● **Problem**
Search the data for the string "根据已知条件" and gather each line it is in.

● **Given information**
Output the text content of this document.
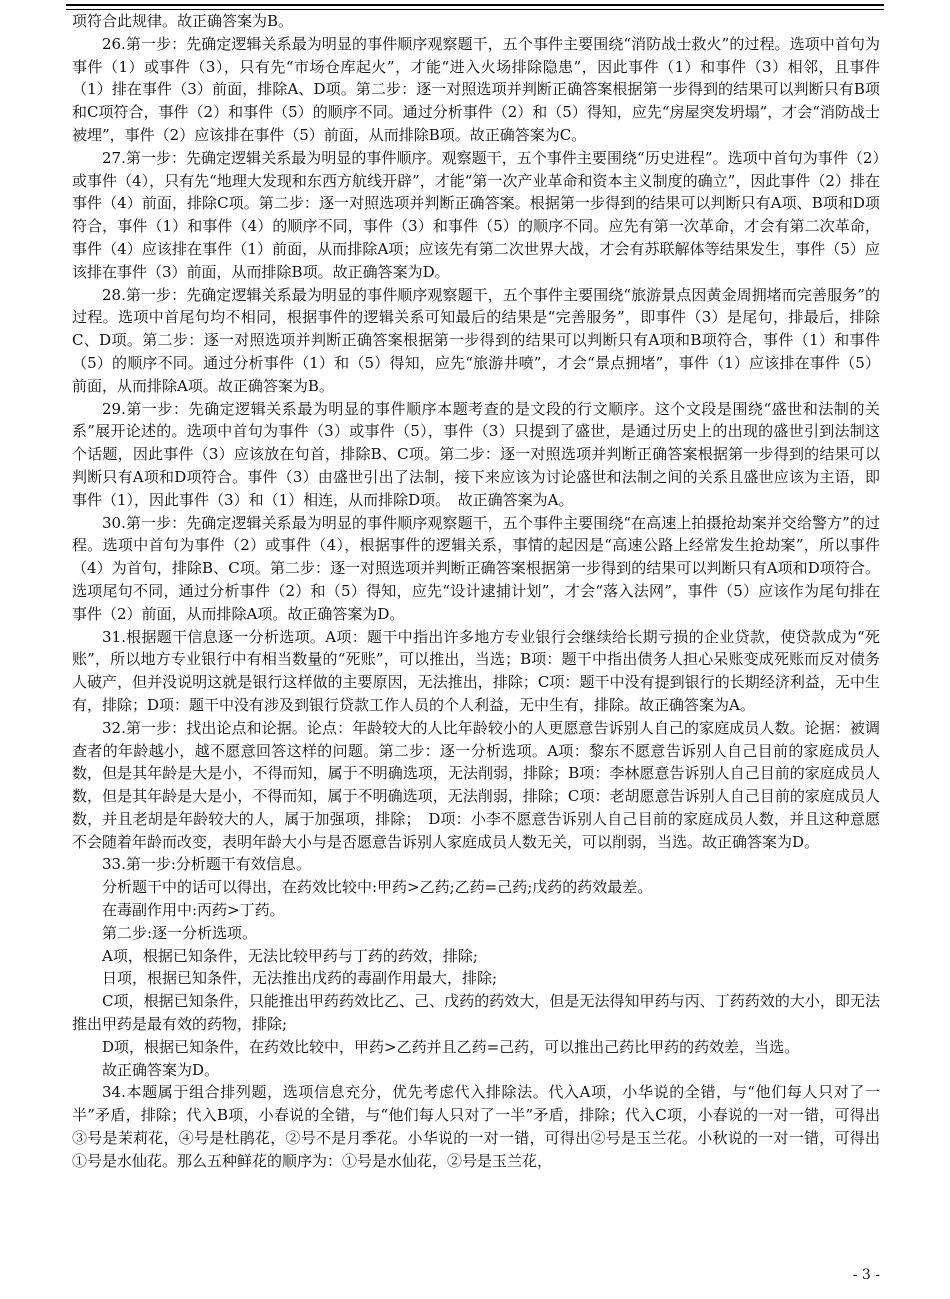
项符合此规律。故正确答案为B。

26.第一步：先确定逻辑关系最为明显的事件顺序观察题干，五个事件主要围绕“消防战士救火”的过程。选项中首句为事件（1）或事件（3），只有先“市场仓库起火”，才能“进入火场排除隐患”，因此事件（1）和事件（3）相邻，且事件（1）排在事件（3）前面，排除A、D项。第二步：逐一对照选项并判断正确答案根据第一步得到的结果可以判断只有B项和C项符合，事件（2）和事件（5）的顺序不同。通过分析事件（2）和（5）得知，应先“房屋突发坍塌”，才会“消防战士被埋”，事件（2）应该排在事件（5）前面，从而排除B项。故正确答案为C。

27.第一步：先确定逻辑关系最为明显的事件顺序。观察题干，五个事件主要围绕“历史进程”。选项中首句为事件（2）或事件（4），只有先“地理大发现和东西方航线开辟”，才能“第一次产业革命和资本主义制度的确立”，因此事件（2）排在事件（4）前面，排除C项。第二步：逐一对照选项并判断正确答案。根据第一步得到的结果可以判断只有A项、B项和D项符合，事件（1）和事件（4）的顺序不同，事件（3）和事件（5）的顺序不同。应先有第一次革命，才会有第二次革命，事件（4）应该排在事件（1）前面，从而排除A项；应该先有第二次世界大战，才会有苏联解体等结果发生，事件（5）应该排在事件（3）前面，从而排除B项。故正确答案为D。

28.第一步：先确定逻辑关系最为明显的事件顺序观察题干，五个事件主要围绕“旅游景点因黄金周拥堵而完善服务”的过程。选项中首尾句均不相同，根据事件的逻辑关系可知最后的结果是“完善服务”，即事件（3）是尾句，排最后，排除C、D项。第二步：逐一对照选项并判断正确答案根据第一步得到的结果可以判断只有A项和B项符合，事件（1）和事件（5）的顺序不同。通过分析事件（1）和（5）得知，应先“旅游井喷”，才会“景点拥堵”，事件（1）应该排在事件（5）前面，从而排除A项。故正确答案为B。

29.第一步：先确定逻辑关系最为明显的事件顺序本题考查的是文段的行文顺序。这个文段是围绕“盛世和法制的关系”展开论述的。选项中首句为事件（3）或事件（5），事件（3）只提到了盛世，是通过历史上的出现的盛世引到法制这个话题，因此事件（3）应该放在句首，排除B、C项。第二步：逐一对照选项并判断正确答案根据第一步得到的结果可以判断只有A项和D项符合。事件（3）由盛世引出了法制，接下来应该为讨论盛世和法制之间的关系且盛世应该为主语，即事件（1），因此事件（3）和（1）相连，从而排除D项。　故正确答案为A。

30.第一步：先确定逻辑关系最为明显的事件顺序观察题干，五个事件主要围绕“在高速上拍摄抢劫案并交给警方”的过程。选项中首句为事件（2）或事件（4），根据事件的逻辑关系，事情的起因是“高速公路上经常发生抢劫案”，所以事件（4）为首句，排除B、C项。第二步：逐一对照选项并判断正确答案根据第一步得到的结果可以判断只有A项和D项符合。选项尾句不同，通过分析事件（2）和（5）得知，应先“设计逮捕计划”，才会“落入法网”，事件（5）应该作为尾句排在事件（2）前面，从而排除A项。故正确答案为D。

31.根据题干信息逐一分析选项。A项：题干中指出许多地方专业银行会继续给长期亏损的企业贷款，使贷款成为“死账”，所以地方专业银行中有相当数量的“死账”，可以推出，当选；B项：题干中指出债务人担心呆账变成死账而反对债务人破产，但并没说明这就是银行这样做的主要原因，无法推出，排除；C项：题干中没有提到银行的长期经济利益，无中生有，排除；D项：题干中没有涉及到银行贷款工作人员的个人利益，无中生有，排除。故正确答案为A。

32.第一步：找出论点和论据。论点：年龄较大的人比年龄较小的人更愿意告诉别人自己的家庭成员人数。论据：被调查者的年龄越小，越不愿意回答这样的问题。第二步：逐一分析选项。A项：黎东不愿意告诉别人自己目前的家庭成员人数，但是其年龄是大是小，不得而知，属于不明确选项，无法削弱，排除；B项：李林愿意告诉别人自己目前的家庭成员人数，但是其年龄是大是小，不得而知，属于不明确选项，无法削弱，排除；C项：老胡愿意告诉别人自己目前的家庭成员人数，并且老胡是年龄较大的人，属于加强项，排除；　D项：小李不愿意告诉别人自己目前的家庭成员人数，并且这种意愿不会随着年龄而改变，表明年龄大小与是否愿意告诉别人家庭成员人数无关，可以削弱，当选。故正确答案为D。

33.第一步:分析题干有效信息。

分析题干中的话可以得出，在药效比较中:甲药>乙药;乙药=己药;戊药的药效最差。

在毒副作用中:丙药>丁药。

第二步:逐一分析选项。

A项，根据已知条件，无法比较甲药与丁药的药效，排除;

日项，根据已知条件，无法推出戊药的毒副作用最大，排除;

C项，根据已知条件，只能推出甲药药效比乙、己、戊药的药效大，但是无法得知甲药与丙、丁药药效的大小，即无法推出甲药是最有效的药物，排除;

D项，根据已知条件，在药效比较中，甲药>乙药并且乙药=己药，可以推出己药比甲药的药效差，当选。

故正确答案为D。

34.本题属于组合排列题，选项信息充分，优先考虑代入排除法。代入A项，小华说的全错，与“他们每人只对了一半”矛盾，排除；代入B项，小春说的全错，与“他们每人只对了一半”矛盾，排除；代入C项，小春说的一对一错，可得出③号是茉莉花，④号是杜鹃花，②号不是月季花。小华说的一对一错，可得出②号是玉兰花。小秋说的一对一错，可得出①号是水仙花。那么五种鲜花的顺序为：①号是水仙花，②号是玉兰花，

- 3 -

● **Reply to the task**
A项，根据已知条件，无法比较甲药与丁药的药效，排除;
日项，根据已知条件，无法推出戊药的毒副作用最大，排除;
C项，根据已知条件，只能推出甲药药效比乙、己、戊药的药效大，但是无法得知甲药与丙、丁药药效的大小，即无法推出甲药是最有效的药物，排除;
D项，根据已知条件，在药效比较中，甲药>乙药并且乙药=己药，可以推出己药比甲药的药效差，当选。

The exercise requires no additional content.